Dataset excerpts
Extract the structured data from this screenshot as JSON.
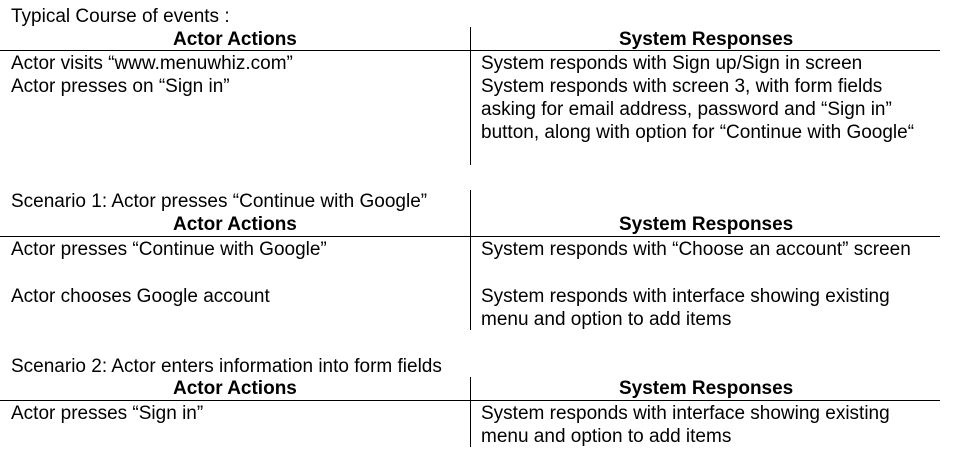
{
  "typical": {
    "title": "Typical Course of events :",
    "header_left": "Actor Actions",
    "header_right": "System Responses",
    "rows": [
      {
        "actor": "Actor visits “www.menuwhiz.com”",
        "system": "System responds with Sign up/Sign in screen"
      },
      {
        "actor": "Actor presses on “Sign in”",
        "system": "System responds with screen 3, with form fields asking for email address, password and “Sign in” button, along with option for “Continue with Google“"
      }
    ]
  },
  "scenario1": {
    "title": "Scenario 1: Actor presses “Continue with Google”",
    "header_left": "Actor Actions",
    "header_right": "System Responses",
    "rows": [
      {
        "actor": "Actor presses “Continue with Google”",
        "system": "System responds with “Choose an account” screen"
      },
      {
        "actor": "Actor chooses Google account",
        "system": "System responds with interface showing existing menu and option to add items"
      }
    ]
  },
  "scenario2": {
    "title": "Scenario 2: Actor enters information into form fields",
    "header_left": "Actor Actions",
    "header_right": "System Responses",
    "rows": [
      {
        "actor": "Actor presses “Sign in”",
        "system": "System responds with interface showing existing menu and option to add items"
      }
    ]
  }
}
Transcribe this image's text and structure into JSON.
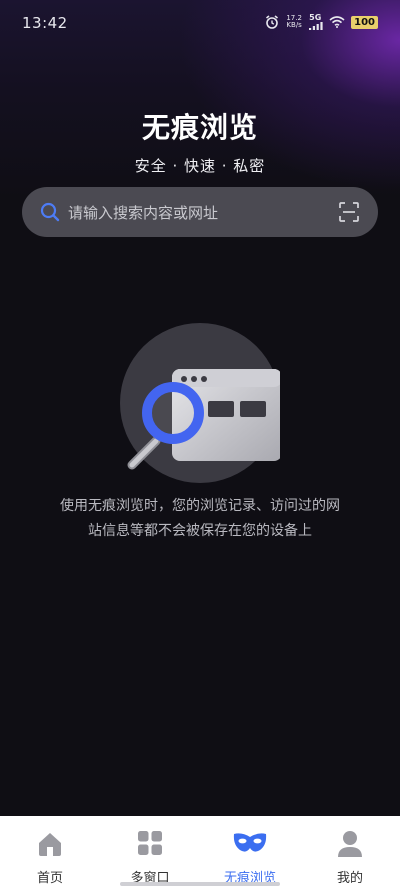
{
  "status_bar": {
    "time": "13:42",
    "speed_value": "17.2",
    "speed_unit": "KB/s",
    "network": "5G",
    "battery": "100"
  },
  "header": {
    "title": "无痕浏览",
    "subtitle": "安全 · 快速 · 私密"
  },
  "search": {
    "placeholder": "请输入搜索内容或网址",
    "value": ""
  },
  "illustration": {
    "icon": "incognito-browser-illustration"
  },
  "description": {
    "line1": "使用无痕浏览时，您的浏览记录、访问过的网",
    "line2": "站信息等都不会被保存在您的设备上"
  },
  "bottom_nav": {
    "active_index": 2,
    "accent_color": "#3b6ef0",
    "items": [
      {
        "label": "首页",
        "icon": "home-icon"
      },
      {
        "label": "多窗口",
        "icon": "windows-grid-icon"
      },
      {
        "label": "无痕浏览",
        "icon": "mask-icon"
      },
      {
        "label": "我的",
        "icon": "user-icon"
      }
    ]
  }
}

### TASK INSTRUCTIONS:
Do not include the images; transcribe the rest of the listing exactly.

### ANSWER TO THIS TASK:
Extract the structured data from this screenshot as JSON.
{
  "typical": {
    "title": "Typical Course of events :",
    "header_left": "Actor Actions",
    "header_right": "System Responses",
    "rows": [
      {
        "actor": "Actor visits “www.menuwhiz.com”",
        "system": "System responds with Sign up/Sign in screen"
      },
      {
        "actor": "Actor presses on “Sign in”",
        "system": "System responds with screen 3, with form fields asking for email address, password and “Sign in” button, along with option for “Continue with Google“"
      }
    ]
  },
  "scenario1": {
    "title": "Scenario 1: Actor presses “Continue with Google”",
    "header_left": "Actor Actions",
    "header_right": "System Responses",
    "rows": [
      {
        "actor": "Actor presses “Continue with Google”",
        "system": "System responds with “Choose an account” screen"
      },
      {
        "actor": "Actor chooses Google account",
        "system": "System responds with interface showing existing menu and option to add items"
      }
    ]
  },
  "scenario2": {
    "title": "Scenario 2: Actor enters information into form fields",
    "header_left": "Actor Actions",
    "header_right": "System Responses",
    "rows": [
      {
        "actor": "Actor presses “Sign in”",
        "system": "System responds with interface showing existing menu and option to add items"
      }
    ]
  }
}
Transcribe this image's text and structure into JSON.
{
  "status_bar": {
    "time": "13:42",
    "speed_value": "17.2",
    "speed_unit": "KB/s",
    "network": "5G",
    "battery": "100"
  },
  "header": {
    "title": "无痕浏览",
    "subtitle": "安全 · 快速 · 私密"
  },
  "search": {
    "placeholder": "请输入搜索内容或网址",
    "value": ""
  },
  "illustration": {
    "icon": "incognito-browser-illustration"
  },
  "description": {
    "line1": "使用无痕浏览时，您的浏览记录、访问过的网",
    "line2": "站信息等都不会被保存在您的设备上"
  },
  "bottom_nav": {
    "active_index": 2,
    "accent_color": "#3b6ef0",
    "items": [
      {
        "label": "首页",
        "icon": "home-icon"
      },
      {
        "label": "多窗口",
        "icon": "windows-grid-icon"
      },
      {
        "label": "无痕浏览",
        "icon": "mask-icon"
      },
      {
        "label": "我的",
        "icon": "user-icon"
      }
    ]
  }
}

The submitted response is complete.